• TEXT PASSAGE
= = = = = = =

Palestinians to submit first files to ICC in hopes of prompting case against Israel

Files submitted against Israel may also prompt opening war crimes investigations towards the Palestinians and Hamas, ICC chief prosecutor has said.

The entrance of the International Criminal Court (ICC) is seen in The Hague (photo credit: REUTERS)
The entrance of the International Criminal Court (ICC) is seen in The Hague
(photo credit: REUTERS)
The Palestinian Authority is set to submit their first files next week to the International Criminal Court to open a case against Israel, AFP reported on Thursday.
Their accusations against Israel include allegations of abuses which occurred in Gaza during last year's war, and additional alleged crimes that have taken place in the Palestinian Authority territories since 2014.
The first files are to be submitted on June 25 for review by the board, Palestinian Authority official Ammar Hijazi was quoted as saying by AFP.
Hijazi stated that the file submitted is "only general, it's only statistical," and it does not include specific incidences as of yet. "But it certainly draws a grim picture of what Israel is doing and why we think that there are reasonable grounds... for the prosecutor to start investigations," he added.
ICC Chief Prosecutor Fatou Bensouda must decide based on the complaint whether to order a preliminary examination and then a full criminal investigation.

= = = = = = =

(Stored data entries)

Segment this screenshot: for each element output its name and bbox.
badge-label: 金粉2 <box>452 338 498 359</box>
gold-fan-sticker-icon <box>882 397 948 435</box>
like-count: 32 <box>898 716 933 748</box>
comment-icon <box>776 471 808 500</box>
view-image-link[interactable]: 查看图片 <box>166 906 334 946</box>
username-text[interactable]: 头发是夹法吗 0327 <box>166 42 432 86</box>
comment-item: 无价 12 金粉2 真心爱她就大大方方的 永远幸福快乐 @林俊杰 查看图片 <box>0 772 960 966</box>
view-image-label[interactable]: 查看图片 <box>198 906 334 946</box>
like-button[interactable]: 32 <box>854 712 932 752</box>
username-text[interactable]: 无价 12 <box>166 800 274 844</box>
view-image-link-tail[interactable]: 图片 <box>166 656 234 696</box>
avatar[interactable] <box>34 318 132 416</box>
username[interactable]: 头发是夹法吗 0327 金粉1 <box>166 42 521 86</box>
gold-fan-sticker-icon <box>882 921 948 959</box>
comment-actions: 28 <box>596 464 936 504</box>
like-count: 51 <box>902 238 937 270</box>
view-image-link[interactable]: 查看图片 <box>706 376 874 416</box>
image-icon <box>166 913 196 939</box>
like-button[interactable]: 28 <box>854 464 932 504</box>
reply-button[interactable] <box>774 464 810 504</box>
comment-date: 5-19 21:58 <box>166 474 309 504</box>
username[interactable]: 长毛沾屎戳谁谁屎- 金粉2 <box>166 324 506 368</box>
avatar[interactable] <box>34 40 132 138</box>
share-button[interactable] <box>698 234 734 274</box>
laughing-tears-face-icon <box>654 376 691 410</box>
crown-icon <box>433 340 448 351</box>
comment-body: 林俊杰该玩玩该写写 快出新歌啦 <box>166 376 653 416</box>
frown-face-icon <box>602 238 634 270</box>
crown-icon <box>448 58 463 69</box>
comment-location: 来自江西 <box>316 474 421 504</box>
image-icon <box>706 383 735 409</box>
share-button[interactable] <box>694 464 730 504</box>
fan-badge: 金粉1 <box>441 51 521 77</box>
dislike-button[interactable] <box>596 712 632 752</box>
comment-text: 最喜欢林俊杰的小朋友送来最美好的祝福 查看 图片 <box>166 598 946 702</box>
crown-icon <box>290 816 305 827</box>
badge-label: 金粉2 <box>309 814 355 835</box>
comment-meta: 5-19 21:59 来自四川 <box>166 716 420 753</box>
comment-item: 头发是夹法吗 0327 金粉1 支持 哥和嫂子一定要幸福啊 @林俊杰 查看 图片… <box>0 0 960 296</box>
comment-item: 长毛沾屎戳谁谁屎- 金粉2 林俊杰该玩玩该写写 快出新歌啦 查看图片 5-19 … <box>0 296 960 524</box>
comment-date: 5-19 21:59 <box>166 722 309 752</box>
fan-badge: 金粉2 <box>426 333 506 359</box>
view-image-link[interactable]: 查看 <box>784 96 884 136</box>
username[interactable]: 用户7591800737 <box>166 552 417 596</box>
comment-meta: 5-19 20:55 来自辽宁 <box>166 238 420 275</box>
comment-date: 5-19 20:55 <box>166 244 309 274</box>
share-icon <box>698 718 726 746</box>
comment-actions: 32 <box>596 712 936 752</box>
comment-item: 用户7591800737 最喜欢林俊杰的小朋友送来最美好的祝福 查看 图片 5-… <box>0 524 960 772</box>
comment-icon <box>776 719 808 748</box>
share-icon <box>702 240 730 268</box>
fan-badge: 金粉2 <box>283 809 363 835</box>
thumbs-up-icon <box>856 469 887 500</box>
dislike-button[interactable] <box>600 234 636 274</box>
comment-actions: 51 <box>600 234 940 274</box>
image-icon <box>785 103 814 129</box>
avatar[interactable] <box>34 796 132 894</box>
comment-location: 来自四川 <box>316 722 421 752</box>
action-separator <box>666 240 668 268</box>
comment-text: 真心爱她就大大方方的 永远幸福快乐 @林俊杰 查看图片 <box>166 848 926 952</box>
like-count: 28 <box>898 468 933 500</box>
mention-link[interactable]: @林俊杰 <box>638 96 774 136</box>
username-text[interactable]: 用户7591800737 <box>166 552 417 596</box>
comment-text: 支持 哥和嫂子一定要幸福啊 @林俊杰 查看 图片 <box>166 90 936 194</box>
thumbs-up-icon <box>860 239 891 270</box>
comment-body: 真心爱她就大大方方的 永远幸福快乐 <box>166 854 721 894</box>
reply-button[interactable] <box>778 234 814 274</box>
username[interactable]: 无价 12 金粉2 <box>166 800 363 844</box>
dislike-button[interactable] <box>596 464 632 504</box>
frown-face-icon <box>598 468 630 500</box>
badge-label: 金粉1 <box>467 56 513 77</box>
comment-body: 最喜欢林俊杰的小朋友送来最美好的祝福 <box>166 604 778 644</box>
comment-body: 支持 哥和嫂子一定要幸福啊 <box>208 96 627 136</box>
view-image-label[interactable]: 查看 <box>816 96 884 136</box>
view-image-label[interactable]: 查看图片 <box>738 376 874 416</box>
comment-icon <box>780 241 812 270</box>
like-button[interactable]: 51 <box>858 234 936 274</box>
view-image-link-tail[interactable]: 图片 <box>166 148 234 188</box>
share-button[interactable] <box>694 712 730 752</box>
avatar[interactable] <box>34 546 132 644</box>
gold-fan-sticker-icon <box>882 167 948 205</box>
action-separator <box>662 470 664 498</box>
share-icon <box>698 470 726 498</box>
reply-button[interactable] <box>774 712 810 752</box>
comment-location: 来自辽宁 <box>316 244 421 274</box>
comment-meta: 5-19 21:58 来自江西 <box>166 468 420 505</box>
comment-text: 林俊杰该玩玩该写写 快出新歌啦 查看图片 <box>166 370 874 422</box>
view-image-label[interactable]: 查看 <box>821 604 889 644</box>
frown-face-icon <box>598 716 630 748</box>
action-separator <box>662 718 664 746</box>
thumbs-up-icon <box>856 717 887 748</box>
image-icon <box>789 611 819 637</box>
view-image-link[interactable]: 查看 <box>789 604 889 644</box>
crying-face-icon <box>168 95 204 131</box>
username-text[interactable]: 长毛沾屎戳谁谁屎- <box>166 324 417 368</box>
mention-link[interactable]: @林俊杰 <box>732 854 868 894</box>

= = = = = = =

• TASK LIST
1 > In the article on the Palestinian Authority's ICC filing, what date is given for submitting the first files?
2 > From the news piece on the Palestinian files sent to the ICC, return the passage that begins at the words "The Palestinian Authority is" and stops after the words "territories since 2014.", copied word for word.
3 > Carry the article about the Palestinian Authority's case at the International Criminal Court further, picking up after its last sentence.

• SOLVED TASKS
1 > June 25

2 >
The Palestinian Authority is set to submit their first files next week to the International Criminal Court to open a case against Israel, AFP reported on Thursday.
Their accusations against Israel include allegations of abuses which occurred in Gaza during last year's war, and additional alleged crimes that have taken place in the Palestinian Authority territories since 2014.

3 >
In addition to the allegations submitted against Israel, Bensouda has also said she is considering opening war crimes investigations into the Palestinians themselves, which may turn the spotlight towards Hamas for their actions in last summer.'s Gaza conflict.

The Palestinian Authority formally joined the ICC on April 1 after signing the Rome Statute, which granted them membership to the International Criminal Court.
The ICC Prosecutor, not Palestine, decides whether or not to indict. To indict, the prosecutor would need to believe there is evidence beyond a reasonable doubt to convict - that there was essentially intent to murder, whereas many incidents in war are foggy and involve mere negligence or mistake.
Israel is not a party to the Rome Statute or the ICC and, like some other countries which have directly or indirectly ignored the ICC, could choose not to give its citizens or evidence over for trials.
Yonah Jeremy Bob contributed to this report.